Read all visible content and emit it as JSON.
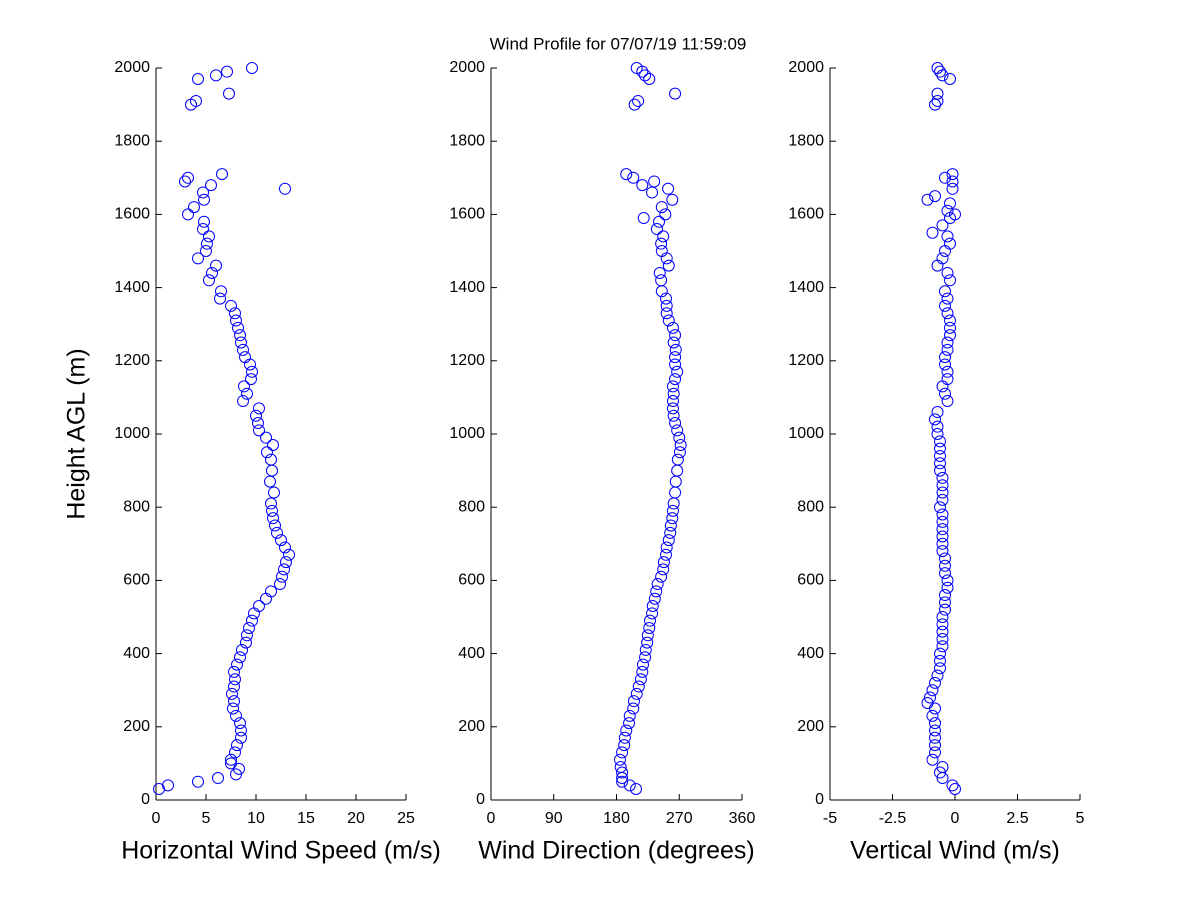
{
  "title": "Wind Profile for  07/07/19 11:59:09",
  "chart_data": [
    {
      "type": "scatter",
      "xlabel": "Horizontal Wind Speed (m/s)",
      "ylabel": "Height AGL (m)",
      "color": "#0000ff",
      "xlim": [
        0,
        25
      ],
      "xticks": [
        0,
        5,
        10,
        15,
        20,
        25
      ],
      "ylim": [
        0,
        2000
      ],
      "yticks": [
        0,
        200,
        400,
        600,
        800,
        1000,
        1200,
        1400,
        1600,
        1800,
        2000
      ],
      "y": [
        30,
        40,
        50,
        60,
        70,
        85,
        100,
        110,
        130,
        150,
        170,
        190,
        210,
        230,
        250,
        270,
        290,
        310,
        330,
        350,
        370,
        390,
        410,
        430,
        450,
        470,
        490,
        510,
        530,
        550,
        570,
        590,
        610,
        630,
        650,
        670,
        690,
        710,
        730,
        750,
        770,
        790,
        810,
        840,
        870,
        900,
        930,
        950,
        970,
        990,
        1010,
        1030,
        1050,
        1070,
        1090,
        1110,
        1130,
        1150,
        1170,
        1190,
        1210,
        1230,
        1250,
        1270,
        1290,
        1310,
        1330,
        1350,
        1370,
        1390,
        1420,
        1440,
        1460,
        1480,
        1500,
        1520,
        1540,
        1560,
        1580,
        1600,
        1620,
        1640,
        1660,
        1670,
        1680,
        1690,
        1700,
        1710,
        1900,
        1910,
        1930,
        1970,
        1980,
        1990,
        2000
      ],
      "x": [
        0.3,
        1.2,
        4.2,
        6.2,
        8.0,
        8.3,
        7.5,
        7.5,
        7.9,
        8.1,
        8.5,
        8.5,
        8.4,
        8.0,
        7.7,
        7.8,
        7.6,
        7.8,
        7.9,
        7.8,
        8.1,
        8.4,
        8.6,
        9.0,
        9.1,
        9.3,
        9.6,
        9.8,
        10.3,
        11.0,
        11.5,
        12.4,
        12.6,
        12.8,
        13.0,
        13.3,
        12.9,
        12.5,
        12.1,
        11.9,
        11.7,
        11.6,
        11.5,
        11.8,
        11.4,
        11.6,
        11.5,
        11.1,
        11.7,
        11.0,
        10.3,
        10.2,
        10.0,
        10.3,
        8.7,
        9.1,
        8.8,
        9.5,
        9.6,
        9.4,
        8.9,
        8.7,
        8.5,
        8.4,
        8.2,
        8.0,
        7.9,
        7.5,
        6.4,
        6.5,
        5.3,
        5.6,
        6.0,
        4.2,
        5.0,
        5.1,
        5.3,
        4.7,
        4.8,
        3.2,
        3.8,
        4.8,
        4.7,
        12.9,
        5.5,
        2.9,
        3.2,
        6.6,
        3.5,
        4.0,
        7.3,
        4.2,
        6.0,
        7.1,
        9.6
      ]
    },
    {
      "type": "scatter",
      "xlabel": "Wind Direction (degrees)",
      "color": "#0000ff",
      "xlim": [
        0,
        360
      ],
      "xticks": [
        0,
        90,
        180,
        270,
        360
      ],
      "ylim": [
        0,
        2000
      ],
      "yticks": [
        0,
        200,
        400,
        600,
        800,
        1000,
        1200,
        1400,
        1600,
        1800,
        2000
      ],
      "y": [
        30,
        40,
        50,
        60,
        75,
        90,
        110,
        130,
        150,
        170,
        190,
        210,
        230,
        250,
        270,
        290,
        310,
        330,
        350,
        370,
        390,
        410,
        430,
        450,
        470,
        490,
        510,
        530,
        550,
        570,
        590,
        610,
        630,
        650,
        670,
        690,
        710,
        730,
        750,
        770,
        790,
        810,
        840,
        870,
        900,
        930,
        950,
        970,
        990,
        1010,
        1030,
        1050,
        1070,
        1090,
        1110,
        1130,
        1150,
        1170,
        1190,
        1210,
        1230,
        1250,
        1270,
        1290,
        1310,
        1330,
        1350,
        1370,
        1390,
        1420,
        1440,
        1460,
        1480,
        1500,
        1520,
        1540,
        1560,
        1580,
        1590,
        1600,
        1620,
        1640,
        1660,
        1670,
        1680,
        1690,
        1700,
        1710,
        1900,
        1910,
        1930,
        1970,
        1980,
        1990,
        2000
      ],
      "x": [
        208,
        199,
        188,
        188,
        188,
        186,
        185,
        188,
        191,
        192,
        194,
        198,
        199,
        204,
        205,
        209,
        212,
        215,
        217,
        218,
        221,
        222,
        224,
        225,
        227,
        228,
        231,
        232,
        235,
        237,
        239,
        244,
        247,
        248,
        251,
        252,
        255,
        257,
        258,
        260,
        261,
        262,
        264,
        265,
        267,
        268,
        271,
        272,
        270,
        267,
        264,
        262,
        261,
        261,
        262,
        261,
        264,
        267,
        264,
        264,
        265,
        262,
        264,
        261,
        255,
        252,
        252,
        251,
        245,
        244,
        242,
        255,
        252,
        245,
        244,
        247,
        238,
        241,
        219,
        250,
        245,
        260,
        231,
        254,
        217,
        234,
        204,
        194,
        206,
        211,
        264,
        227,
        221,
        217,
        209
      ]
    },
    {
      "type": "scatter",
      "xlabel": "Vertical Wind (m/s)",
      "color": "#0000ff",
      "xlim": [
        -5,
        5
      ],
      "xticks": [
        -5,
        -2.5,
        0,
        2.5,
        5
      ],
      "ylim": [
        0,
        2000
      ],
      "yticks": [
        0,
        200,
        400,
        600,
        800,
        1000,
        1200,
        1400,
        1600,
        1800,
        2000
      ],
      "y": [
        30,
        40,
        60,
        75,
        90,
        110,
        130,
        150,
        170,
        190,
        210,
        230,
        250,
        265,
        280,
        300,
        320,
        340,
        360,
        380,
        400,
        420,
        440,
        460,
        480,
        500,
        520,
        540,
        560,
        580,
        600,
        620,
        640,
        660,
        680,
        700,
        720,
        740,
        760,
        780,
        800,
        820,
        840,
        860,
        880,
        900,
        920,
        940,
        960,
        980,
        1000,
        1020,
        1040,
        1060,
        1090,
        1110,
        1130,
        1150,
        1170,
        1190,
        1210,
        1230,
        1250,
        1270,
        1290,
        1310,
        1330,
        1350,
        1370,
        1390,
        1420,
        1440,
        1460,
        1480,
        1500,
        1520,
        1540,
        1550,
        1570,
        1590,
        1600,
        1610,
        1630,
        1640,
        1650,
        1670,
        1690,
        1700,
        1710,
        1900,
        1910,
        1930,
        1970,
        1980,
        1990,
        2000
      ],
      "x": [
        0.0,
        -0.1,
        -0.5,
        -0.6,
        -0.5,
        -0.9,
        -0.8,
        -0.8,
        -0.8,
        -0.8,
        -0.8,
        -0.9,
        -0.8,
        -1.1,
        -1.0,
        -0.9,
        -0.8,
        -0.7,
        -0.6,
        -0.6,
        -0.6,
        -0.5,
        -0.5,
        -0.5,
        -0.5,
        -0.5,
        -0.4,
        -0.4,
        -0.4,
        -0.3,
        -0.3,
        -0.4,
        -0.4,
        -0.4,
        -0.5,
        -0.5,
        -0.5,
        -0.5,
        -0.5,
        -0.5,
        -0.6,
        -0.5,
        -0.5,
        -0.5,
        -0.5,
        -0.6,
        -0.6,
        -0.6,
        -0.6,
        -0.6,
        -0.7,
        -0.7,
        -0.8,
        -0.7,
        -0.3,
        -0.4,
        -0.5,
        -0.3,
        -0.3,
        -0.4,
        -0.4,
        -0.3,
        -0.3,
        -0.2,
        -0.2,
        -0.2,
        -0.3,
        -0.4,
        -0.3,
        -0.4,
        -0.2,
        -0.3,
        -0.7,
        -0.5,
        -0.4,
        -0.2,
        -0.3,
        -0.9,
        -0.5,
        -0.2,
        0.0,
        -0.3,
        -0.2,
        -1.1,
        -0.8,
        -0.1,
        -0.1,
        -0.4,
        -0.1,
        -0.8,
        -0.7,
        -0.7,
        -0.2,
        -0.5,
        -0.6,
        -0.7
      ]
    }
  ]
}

===

Given problem:
Take every line above carrying "Wind" and return it.

Solution for this problem:
  "title": "Wind Profile for  07/07/19 11:59:09",
      "xlabel": "Horizontal Wind Speed (m/s)",
      "xlabel": "Wind Direction (degrees)",
      "xlabel": "Vertical Wind (m/s)",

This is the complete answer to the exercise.